start
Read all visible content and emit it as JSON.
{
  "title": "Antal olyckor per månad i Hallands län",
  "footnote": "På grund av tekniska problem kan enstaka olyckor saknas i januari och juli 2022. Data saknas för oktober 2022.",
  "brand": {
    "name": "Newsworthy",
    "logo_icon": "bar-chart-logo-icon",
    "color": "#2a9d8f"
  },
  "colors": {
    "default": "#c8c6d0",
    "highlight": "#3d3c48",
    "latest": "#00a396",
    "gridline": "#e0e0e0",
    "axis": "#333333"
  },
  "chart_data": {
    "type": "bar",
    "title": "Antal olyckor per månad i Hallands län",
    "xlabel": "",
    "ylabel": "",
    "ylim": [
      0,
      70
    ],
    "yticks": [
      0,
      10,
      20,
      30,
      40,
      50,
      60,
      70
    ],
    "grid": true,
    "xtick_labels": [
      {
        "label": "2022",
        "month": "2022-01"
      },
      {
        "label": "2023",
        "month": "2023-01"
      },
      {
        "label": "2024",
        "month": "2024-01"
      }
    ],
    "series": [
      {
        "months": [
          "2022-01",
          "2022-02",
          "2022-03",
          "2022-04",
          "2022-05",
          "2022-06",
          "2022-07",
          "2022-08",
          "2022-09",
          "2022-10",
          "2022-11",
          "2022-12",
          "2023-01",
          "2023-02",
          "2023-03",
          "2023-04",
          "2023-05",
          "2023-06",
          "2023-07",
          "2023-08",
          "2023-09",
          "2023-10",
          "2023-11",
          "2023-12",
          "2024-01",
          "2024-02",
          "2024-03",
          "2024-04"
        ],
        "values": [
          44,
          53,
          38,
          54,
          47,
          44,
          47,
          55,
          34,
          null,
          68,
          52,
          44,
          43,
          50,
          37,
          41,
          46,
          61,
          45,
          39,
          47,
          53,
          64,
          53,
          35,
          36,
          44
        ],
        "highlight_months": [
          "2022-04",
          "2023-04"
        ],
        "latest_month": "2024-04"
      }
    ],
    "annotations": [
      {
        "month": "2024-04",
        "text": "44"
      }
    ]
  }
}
end
Description of the task:
Write out every line exactly as it stands.

Solution to this exercise:
Read all visible content and emit it as JSON.
{
  "title": "Antal olyckor per månad i Hallands län",
  "footnote": "På grund av tekniska problem kan enstaka olyckor saknas i januari och juli 2022. Data saknas för oktober 2022.",
  "brand": {
    "name": "Newsworthy",
    "logo_icon": "bar-chart-logo-icon",
    "color": "#2a9d8f"
  },
  "colors": {
    "default": "#c8c6d0",
    "highlight": "#3d3c48",
    "latest": "#00a396",
    "gridline": "#e0e0e0",
    "axis": "#333333"
  },
  "chart_data": {
    "type": "bar",
    "title": "Antal olyckor per månad i Hallands län",
    "xlabel": "",
    "ylabel": "",
    "ylim": [
      0,
      70
    ],
    "yticks": [
      0,
      10,
      20,
      30,
      40,
      50,
      60,
      70
    ],
    "grid": true,
    "xtick_labels": [
      {
        "label": "2022",
        "month": "2022-01"
      },
      {
        "label": "2023",
        "month": "2023-01"
      },
      {
        "label": "2024",
        "month": "2024-01"
      }
    ],
    "series": [
      {
        "months": [
          "2022-01",
          "2022-02",
          "2022-03",
          "2022-04",
          "2022-05",
          "2022-06",
          "2022-07",
          "2022-08",
          "2022-09",
          "2022-10",
          "2022-11",
          "2022-12",
          "2023-01",
          "2023-02",
          "2023-03",
          "2023-04",
          "2023-05",
          "2023-06",
          "2023-07",
          "2023-08",
          "2023-09",
          "2023-10",
          "2023-11",
          "2023-12",
          "2024-01",
          "2024-02",
          "2024-03",
          "2024-04"
        ],
        "values": [
          44,
          53,
          38,
          54,
          47,
          44,
          47,
          55,
          34,
          null,
          68,
          52,
          44,
          43,
          50,
          37,
          41,
          46,
          61,
          45,
          39,
          47,
          53,
          64,
          53,
          35,
          36,
          44
        ],
        "highlight_months": [
          "2022-04",
          "2023-04"
        ],
        "latest_month": "2024-04"
      }
    ],
    "annotations": [
      {
        "month": "2024-04",
        "text": "44"
      }
    ]
  }
}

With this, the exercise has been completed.